> [Exercise instructions]:
Could you output each line of the data that follows exactly?
---+---
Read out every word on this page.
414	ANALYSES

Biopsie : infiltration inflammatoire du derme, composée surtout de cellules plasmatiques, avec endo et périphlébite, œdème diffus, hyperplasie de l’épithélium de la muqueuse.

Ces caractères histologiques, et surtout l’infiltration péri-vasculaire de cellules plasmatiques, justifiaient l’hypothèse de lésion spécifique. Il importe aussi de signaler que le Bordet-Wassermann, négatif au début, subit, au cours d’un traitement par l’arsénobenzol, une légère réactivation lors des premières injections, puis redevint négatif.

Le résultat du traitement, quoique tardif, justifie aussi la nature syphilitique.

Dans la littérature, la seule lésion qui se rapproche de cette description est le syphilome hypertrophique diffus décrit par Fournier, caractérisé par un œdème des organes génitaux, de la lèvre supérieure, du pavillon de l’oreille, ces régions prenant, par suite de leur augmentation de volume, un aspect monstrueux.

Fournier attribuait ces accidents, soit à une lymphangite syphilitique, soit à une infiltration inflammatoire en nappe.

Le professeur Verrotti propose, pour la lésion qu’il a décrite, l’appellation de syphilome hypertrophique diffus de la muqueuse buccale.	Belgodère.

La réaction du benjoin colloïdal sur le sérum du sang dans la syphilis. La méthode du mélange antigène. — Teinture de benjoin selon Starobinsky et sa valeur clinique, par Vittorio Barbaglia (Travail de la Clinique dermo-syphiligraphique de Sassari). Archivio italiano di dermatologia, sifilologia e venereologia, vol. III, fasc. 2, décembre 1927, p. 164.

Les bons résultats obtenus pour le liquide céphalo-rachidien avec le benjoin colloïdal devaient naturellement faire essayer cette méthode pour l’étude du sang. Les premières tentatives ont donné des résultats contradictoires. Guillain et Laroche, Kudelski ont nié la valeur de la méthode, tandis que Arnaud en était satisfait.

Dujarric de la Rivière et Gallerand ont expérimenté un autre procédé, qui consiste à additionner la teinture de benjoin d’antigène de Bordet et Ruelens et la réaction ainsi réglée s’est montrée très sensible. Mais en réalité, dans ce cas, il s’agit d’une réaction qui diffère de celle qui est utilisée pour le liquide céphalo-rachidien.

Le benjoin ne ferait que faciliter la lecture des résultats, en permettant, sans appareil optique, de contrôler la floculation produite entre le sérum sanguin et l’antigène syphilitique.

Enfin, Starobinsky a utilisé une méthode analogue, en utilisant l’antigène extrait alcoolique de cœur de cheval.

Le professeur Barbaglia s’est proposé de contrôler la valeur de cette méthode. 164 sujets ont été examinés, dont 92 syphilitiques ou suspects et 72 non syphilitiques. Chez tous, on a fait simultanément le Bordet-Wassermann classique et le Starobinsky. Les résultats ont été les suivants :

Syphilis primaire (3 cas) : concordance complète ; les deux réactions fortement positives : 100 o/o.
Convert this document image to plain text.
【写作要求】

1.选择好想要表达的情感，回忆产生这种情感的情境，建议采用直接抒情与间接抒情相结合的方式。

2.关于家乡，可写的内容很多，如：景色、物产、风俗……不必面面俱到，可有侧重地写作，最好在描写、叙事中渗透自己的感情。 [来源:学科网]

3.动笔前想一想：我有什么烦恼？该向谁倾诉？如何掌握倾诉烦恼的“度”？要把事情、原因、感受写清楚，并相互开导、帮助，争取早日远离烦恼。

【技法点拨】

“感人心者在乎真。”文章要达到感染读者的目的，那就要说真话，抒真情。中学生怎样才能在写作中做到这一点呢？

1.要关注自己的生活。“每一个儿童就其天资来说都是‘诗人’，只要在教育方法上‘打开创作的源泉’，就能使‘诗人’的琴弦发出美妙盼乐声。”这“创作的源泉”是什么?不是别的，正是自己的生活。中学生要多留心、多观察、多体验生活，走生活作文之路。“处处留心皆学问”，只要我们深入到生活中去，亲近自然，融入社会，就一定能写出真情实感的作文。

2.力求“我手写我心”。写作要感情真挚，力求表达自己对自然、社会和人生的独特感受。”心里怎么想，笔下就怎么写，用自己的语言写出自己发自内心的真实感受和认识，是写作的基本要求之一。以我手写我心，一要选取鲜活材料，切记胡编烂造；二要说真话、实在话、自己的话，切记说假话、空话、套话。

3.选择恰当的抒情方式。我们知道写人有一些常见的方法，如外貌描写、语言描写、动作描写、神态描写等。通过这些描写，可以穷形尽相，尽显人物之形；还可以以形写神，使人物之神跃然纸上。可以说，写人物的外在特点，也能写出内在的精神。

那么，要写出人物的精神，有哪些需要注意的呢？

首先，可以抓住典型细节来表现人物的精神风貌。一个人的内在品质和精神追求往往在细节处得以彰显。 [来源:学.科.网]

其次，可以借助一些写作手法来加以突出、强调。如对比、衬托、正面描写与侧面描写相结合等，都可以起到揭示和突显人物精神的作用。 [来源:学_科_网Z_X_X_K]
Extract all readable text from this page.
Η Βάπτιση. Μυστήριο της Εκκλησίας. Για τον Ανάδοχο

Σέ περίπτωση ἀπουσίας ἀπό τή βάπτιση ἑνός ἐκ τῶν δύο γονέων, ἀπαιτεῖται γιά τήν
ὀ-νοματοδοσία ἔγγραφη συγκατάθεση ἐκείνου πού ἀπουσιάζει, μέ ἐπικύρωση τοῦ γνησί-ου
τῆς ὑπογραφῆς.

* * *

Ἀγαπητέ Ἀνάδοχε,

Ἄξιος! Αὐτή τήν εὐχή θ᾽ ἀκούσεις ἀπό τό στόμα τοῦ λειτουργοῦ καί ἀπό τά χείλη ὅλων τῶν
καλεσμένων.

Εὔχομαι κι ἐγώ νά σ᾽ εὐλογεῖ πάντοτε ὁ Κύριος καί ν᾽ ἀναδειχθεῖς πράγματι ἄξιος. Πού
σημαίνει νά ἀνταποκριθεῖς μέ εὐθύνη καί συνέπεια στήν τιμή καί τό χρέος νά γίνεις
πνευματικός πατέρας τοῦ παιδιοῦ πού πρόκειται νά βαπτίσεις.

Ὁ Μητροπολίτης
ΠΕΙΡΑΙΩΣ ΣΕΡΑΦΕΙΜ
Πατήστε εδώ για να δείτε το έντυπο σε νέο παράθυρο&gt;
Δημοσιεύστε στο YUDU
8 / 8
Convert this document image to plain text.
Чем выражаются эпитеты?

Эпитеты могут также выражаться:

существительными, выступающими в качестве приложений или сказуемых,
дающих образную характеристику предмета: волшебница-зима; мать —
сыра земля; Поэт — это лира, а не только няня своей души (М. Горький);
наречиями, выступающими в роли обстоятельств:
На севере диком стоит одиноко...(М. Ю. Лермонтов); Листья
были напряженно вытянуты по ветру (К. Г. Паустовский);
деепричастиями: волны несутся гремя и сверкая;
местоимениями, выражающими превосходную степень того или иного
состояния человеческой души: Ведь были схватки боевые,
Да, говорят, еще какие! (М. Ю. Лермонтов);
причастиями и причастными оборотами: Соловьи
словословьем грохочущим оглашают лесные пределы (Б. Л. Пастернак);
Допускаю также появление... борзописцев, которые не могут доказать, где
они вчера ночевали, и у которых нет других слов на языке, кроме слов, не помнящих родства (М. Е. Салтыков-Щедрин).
---+---
> [Reply to the task]:
Read out every word on this page.
414	ANALYSES

Biopsie : infiltration inflammatoire du derme, composée surtout de cellules plasmatiques, avec endo et périphlébite, œdème diffus, hyperplasie de l’épithélium de la muqueuse.

Ces caractères histologiques, et surtout l’infiltration péri-vasculaire de cellules plasmatiques, justifiaient l’hypothèse de lésion spécifique. Il importe aussi de signaler que le Bordet-Wassermann, négatif au début, subit, au cours d’un traitement par l’arsénobenzol, une légère réactivation lors des premières injections, puis redevint négatif.

Le résultat du traitement, quoique tardif, justifie aussi la nature syphilitique.

Dans la littérature, la seule lésion qui se rapproche de cette description est le syphilome hypertrophique diffus décrit par Fournier, caractérisé par un œdème des organes génitaux, de la lèvre supérieure, du pavillon de l’oreille, ces régions prenant, par suite de leur augmentation de volume, un aspect monstrueux.

Fournier attribuait ces accidents, soit à une lymphangite syphilitique, soit à une infiltration inflammatoire en nappe.

Le professeur Verrotti propose, pour la lésion qu’il a décrite, l’appellation de syphilome hypertrophique diffus de la muqueuse buccale.	Belgodère.

La réaction du benjoin colloïdal sur le sérum du sang dans la syphilis. La méthode du mélange antigène. — Teinture de benjoin selon Starobinsky et sa valeur clinique, par Vittorio Barbaglia (Travail de la Clinique dermo-syphiligraphique de Sassari). Archivio italiano di dermatologia, sifilologia e venereologia, vol. III, fasc. 2, décembre 1927, p. 164.

Les bons résultats obtenus pour le liquide céphalo-rachidien avec le benjoin colloïdal devaient naturellement faire essayer cette méthode pour l’étude du sang. Les premières tentatives ont donné des résultats contradictoires. Guillain et Laroche, Kudelski ont nié la valeur de la méthode, tandis que Arnaud en était satisfait.

Dujarric de la Rivière et Gallerand ont expérimenté un autre procédé, qui consiste à additionner la teinture de benjoin d’antigène de Bordet et Ruelens et la réaction ainsi réglée s’est montrée très sensible. Mais en réalité, dans ce cas, il s’agit d’une réaction qui diffère de celle qui est utilisée pour le liquide céphalo-rachidien.

Le benjoin ne ferait que faciliter la lecture des résultats, en permettant, sans appareil optique, de contrôler la floculation produite entre le sérum sanguin et l’antigène syphilitique.

Enfin, Starobinsky a utilisé une méthode analogue, en utilisant l’antigène extrait alcoolique de cœur de cheval.

Le professeur Barbaglia s’est proposé de contrôler la valeur de cette méthode. 164 sujets ont été examinés, dont 92 syphilitiques ou suspects et 72 non syphilitiques. Chez tous, on a fait simultanément le Bordet-Wassermann classique et le Starobinsky. Les résultats ont été les suivants :

Syphilis primaire (3 cas) : concordance complète ; les deux réactions fortement positives : 100 o/o.
Convert this document image to plain text.
【写作要求】

1.选择好想要表达的情感，回忆产生这种情感的情境，建议采用直接抒情与间接抒情相结合的方式。

2.关于家乡，可写的内容很多，如：景色、物产、风俗……不必面面俱到，可有侧重地写作，最好在描写、叙事中渗透自己的感情。 [来源:学科网]

3.动笔前想一想：我有什么烦恼？该向谁倾诉？如何掌握倾诉烦恼的“度”？要把事情、原因、感受写清楚，并相互开导、帮助，争取早日远离烦恼。

【技法点拨】

“感人心者在乎真。”文章要达到感染读者的目的，那就要说真话，抒真情。中学生怎样才能在写作中做到这一点呢？

1.要关注自己的生活。“每一个儿童就其天资来说都是‘诗人’，只要在教育方法上‘打开创作的源泉’，就能使‘诗人’的琴弦发出美妙盼乐声。”这“创作的源泉”是什么?不是别的，正是自己的生活。中学生要多留心、多观察、多体验生活，走生活作文之路。“处处留心皆学问”，只要我们深入到生活中去，亲近自然，融入社会，就一定能写出真情实感的作文。

2.力求“我手写我心”。写作要感情真挚，力求表达自己对自然、社会和人生的独特感受。”心里怎么想，笔下就怎么写，用自己的语言写出自己发自内心的真实感受和认识，是写作的基本要求之一。以我手写我心，一要选取鲜活材料，切记胡编烂造；二要说真话、实在话、自己的话，切记说假话、空话、套话。

3.选择恰当的抒情方式。我们知道写人有一些常见的方法，如外貌描写、语言描写、动作描写、神态描写等。通过这些描写，可以穷形尽相，尽显人物之形；还可以以形写神，使人物之神跃然纸上。可以说，写人物的外在特点，也能写出内在的精神。

那么，要写出人物的精神，有哪些需要注意的呢？

首先，可以抓住典型细节来表现人物的精神风貌。一个人的内在品质和精神追求往往在细节处得以彰显。 [来源:学.科.网]

其次，可以借助一些写作手法来加以突出、强调。如对比、衬托、正面描写与侧面描写相结合等，都可以起到揭示和突显人物精神的作用。 [来源:学_科_网Z_X_X_K]
Extract all readable text from this page.
Η Βάπτιση. Μυστήριο της Εκκλησίας. Για τον Ανάδοχο

Σέ περίπτωση ἀπουσίας ἀπό τή βάπτιση ἑνός ἐκ τῶν δύο γονέων, ἀπαιτεῖται γιά τήν
ὀ-νοματοδοσία ἔγγραφη συγκατάθεση ἐκείνου πού ἀπουσιάζει, μέ ἐπικύρωση τοῦ γνησί-ου
τῆς ὑπογραφῆς.

* * *

Ἀγαπητέ Ἀνάδοχε,

Ἄξιος! Αὐτή τήν εὐχή θ᾽ ἀκούσεις ἀπό τό στόμα τοῦ λειτουργοῦ καί ἀπό τά χείλη ὅλων τῶν
καλεσμένων.

Εὔχομαι κι ἐγώ νά σ᾽ εὐλογεῖ πάντοτε ὁ Κύριος καί ν᾽ ἀναδειχθεῖς πράγματι ἄξιος. Πού
σημαίνει νά ἀνταποκριθεῖς μέ εὐθύνη καί συνέπεια στήν τιμή καί τό χρέος νά γίνεις
πνευματικός πατέρας τοῦ παιδιοῦ πού πρόκειται νά βαπτίσεις.

Ὁ Μητροπολίτης
ΠΕΙΡΑΙΩΣ ΣΕΡΑΦΕΙΜ
Πατήστε εδώ για να δείτε το έντυπο σε νέο παράθυρο&gt;
Δημοσιεύστε στο YUDU
8 / 8
Convert this document image to plain text.
Чем выражаются эпитеты?

Эпитеты могут также выражаться:

существительными, выступающими в качестве приложений или сказуемых,
дающих образную характеристику предмета: волшебница-зима; мать —
сыра земля; Поэт — это лира, а не только няня своей души (М. Горький);
наречиями, выступающими в роли обстоятельств:
На севере диком стоит одиноко...(М. Ю. Лермонтов); Листья
были напряженно вытянуты по ветру (К. Г. Паустовский);
деепричастиями: волны несутся гремя и сверкая;
местоимениями, выражающими превосходную степень того или иного
состояния человеческой души: Ведь были схватки боевые,
Да, говорят, еще какие! (М. Ю. Лермонтов);
причастиями и причастными оборотами: Соловьи
словословьем грохочущим оглашают лесные пределы (Б. Л. Пастернак);
Допускаю также появление... борзописцев, которые не могут доказать, где
они вчера ночевали, и у которых нет других слов на языке, кроме слов, не помнящих родства (М. Е. Салтыков-Щедрин).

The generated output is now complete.